MATERIAL FOR THE TASK:
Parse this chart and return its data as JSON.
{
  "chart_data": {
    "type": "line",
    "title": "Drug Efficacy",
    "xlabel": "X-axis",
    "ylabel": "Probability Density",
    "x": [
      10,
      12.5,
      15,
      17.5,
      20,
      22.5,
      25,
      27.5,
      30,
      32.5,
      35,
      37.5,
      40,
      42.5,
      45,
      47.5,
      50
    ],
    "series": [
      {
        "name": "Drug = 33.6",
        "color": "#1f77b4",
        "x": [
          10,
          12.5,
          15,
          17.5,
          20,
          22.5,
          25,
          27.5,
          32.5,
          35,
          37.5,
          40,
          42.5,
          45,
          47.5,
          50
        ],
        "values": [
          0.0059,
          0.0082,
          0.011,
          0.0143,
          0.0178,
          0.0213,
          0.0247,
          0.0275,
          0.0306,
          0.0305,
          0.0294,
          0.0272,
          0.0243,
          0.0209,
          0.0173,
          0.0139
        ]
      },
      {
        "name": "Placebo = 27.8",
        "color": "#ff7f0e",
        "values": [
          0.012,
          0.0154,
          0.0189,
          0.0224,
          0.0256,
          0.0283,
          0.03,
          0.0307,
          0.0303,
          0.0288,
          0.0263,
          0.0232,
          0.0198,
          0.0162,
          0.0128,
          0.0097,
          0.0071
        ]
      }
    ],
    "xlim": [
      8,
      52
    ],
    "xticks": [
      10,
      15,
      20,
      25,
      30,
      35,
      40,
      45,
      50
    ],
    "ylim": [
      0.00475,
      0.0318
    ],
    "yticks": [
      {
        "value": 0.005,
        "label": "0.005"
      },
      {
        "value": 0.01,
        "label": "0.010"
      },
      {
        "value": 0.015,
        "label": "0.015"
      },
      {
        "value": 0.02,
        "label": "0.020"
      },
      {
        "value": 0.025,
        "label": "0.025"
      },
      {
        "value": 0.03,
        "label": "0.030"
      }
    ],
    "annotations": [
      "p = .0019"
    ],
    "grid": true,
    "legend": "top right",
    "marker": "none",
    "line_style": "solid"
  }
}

YOUR INSTRUCTIONS:
Reproduce all of the data exactly as given.

RESPONSE:
Parse this chart and return its data as JSON.
{
  "chart_data": {
    "type": "line",
    "title": "Drug Efficacy",
    "xlabel": "X-axis",
    "ylabel": "Probability Density",
    "x": [
      10,
      12.5,
      15,
      17.5,
      20,
      22.5,
      25,
      27.5,
      30,
      32.5,
      35,
      37.5,
      40,
      42.5,
      45,
      47.5,
      50
    ],
    "series": [
      {
        "name": "Drug = 33.6",
        "color": "#1f77b4",
        "x": [
          10,
          12.5,
          15,
          17.5,
          20,
          22.5,
          25,
          27.5,
          32.5,
          35,
          37.5,
          40,
          42.5,
          45,
          47.5,
          50
        ],
        "values": [
          0.0059,
          0.0082,
          0.011,
          0.0143,
          0.0178,
          0.0213,
          0.0247,
          0.0275,
          0.0306,
          0.0305,
          0.0294,
          0.0272,
          0.0243,
          0.0209,
          0.0173,
          0.0139
        ]
      },
      {
        "name": "Placebo = 27.8",
        "color": "#ff7f0e",
        "values": [
          0.012,
          0.0154,
          0.0189,
          0.0224,
          0.0256,
          0.0283,
          0.03,
          0.0307,
          0.0303,
          0.0288,
          0.0263,
          0.0232,
          0.0198,
          0.0162,
          0.0128,
          0.0097,
          0.0071
        ]
      }
    ],
    "xlim": [
      8,
      52
    ],
    "xticks": [
      10,
      15,
      20,
      25,
      30,
      35,
      40,
      45,
      50
    ],
    "ylim": [
      0.00475,
      0.0318
    ],
    "yticks": [
      {
        "value": 0.005,
        "label": "0.005"
      },
      {
        "value": 0.01,
        "label": "0.010"
      },
      {
        "value": 0.015,
        "label": "0.015"
      },
      {
        "value": 0.02,
        "label": "0.020"
      },
      {
        "value": 0.025,
        "label": "0.025"
      },
      {
        "value": 0.03,
        "label": "0.030"
      }
    ],
    "annotations": [
      "p = .0019"
    ],
    "grid": true,
    "legend": "top right",
    "marker": "none",
    "line_style": "solid"
  }
}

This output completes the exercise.